Source records:
============================================================

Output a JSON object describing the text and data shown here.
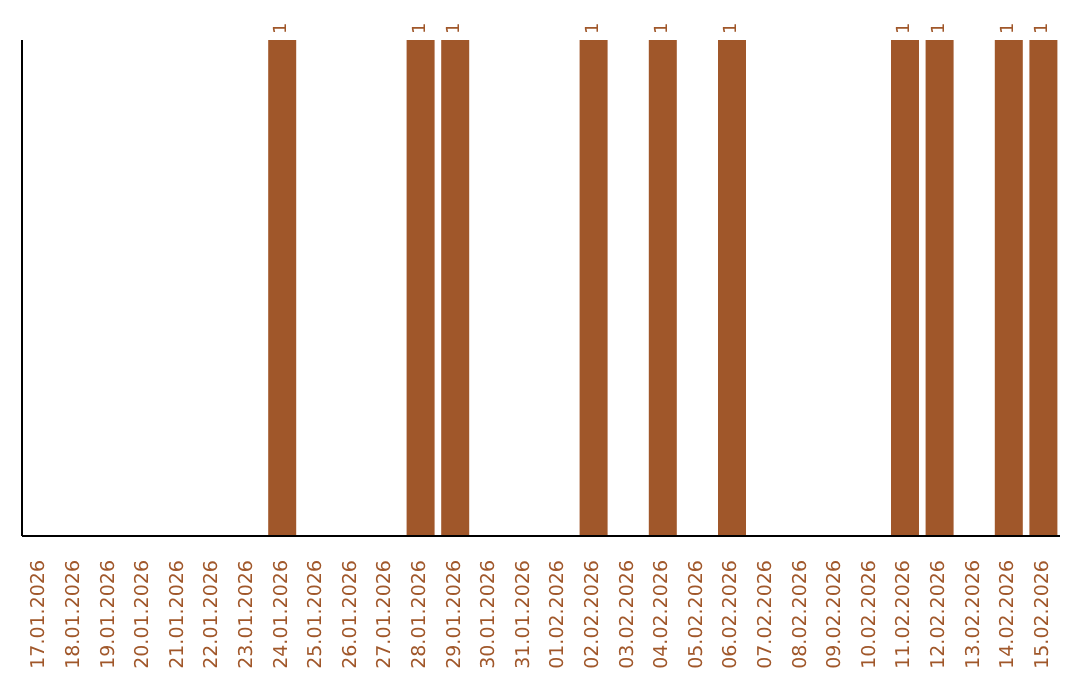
{
  "chart_data": {
    "type": "bar",
    "categories": [
      "17.01.2026",
      "18.01.2026",
      "19.01.2026",
      "20.01.2026",
      "21.01.2026",
      "22.01.2026",
      "23.01.2026",
      "24.01.2026",
      "25.01.2026",
      "26.01.2026",
      "27.01.2026",
      "28.01.2026",
      "29.01.2026",
      "30.01.2026",
      "31.01.2026",
      "01.02.2026",
      "02.02.2026",
      "03.02.2026",
      "04.02.2026",
      "05.02.2026",
      "06.02.2026",
      "07.02.2026",
      "08.02.2026",
      "09.02.2026",
      "10.02.2026",
      "11.02.2026",
      "12.02.2026",
      "13.02.2026",
      "14.02.2026",
      "15.02.2026"
    ],
    "values": [
      0,
      0,
      0,
      0,
      0,
      0,
      0,
      1,
      0,
      0,
      0,
      1,
      1,
      0,
      0,
      0,
      1,
      0,
      1,
      0,
      1,
      0,
      0,
      0,
      0,
      1,
      1,
      0,
      1,
      1
    ],
    "value_labels": [
      null,
      null,
      null,
      null,
      null,
      null,
      null,
      "1",
      null,
      null,
      null,
      "1",
      "1",
      null,
      null,
      null,
      "1",
      null,
      "1",
      null,
      "1",
      null,
      null,
      null,
      null,
      "1",
      "1",
      null,
      "1",
      "1"
    ],
    "color": "#a0572a",
    "grid": false,
    "legend": false,
    "tick_labels": "x"
  }
}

============================================================

• What the exercise asks: In the copy, include all records verbatim but no images.

• Exercise result:
Output a JSON object describing the text and data shown here.
{
  "chart_data": {
    "type": "bar",
    "categories": [
      "17.01.2026",
      "18.01.2026",
      "19.01.2026",
      "20.01.2026",
      "21.01.2026",
      "22.01.2026",
      "23.01.2026",
      "24.01.2026",
      "25.01.2026",
      "26.01.2026",
      "27.01.2026",
      "28.01.2026",
      "29.01.2026",
      "30.01.2026",
      "31.01.2026",
      "01.02.2026",
      "02.02.2026",
      "03.02.2026",
      "04.02.2026",
      "05.02.2026",
      "06.02.2026",
      "07.02.2026",
      "08.02.2026",
      "09.02.2026",
      "10.02.2026",
      "11.02.2026",
      "12.02.2026",
      "13.02.2026",
      "14.02.2026",
      "15.02.2026"
    ],
    "values": [
      0,
      0,
      0,
      0,
      0,
      0,
      0,
      1,
      0,
      0,
      0,
      1,
      1,
      0,
      0,
      0,
      1,
      0,
      1,
      0,
      1,
      0,
      0,
      0,
      0,
      1,
      1,
      0,
      1,
      1
    ],
    "value_labels": [
      null,
      null,
      null,
      null,
      null,
      null,
      null,
      "1",
      null,
      null,
      null,
      "1",
      "1",
      null,
      null,
      null,
      "1",
      null,
      "1",
      null,
      "1",
      null,
      null,
      null,
      null,
      "1",
      "1",
      null,
      "1",
      "1"
    ],
    "color": "#a0572a",
    "grid": false,
    "legend": false,
    "tick_labels": "x"
  }
}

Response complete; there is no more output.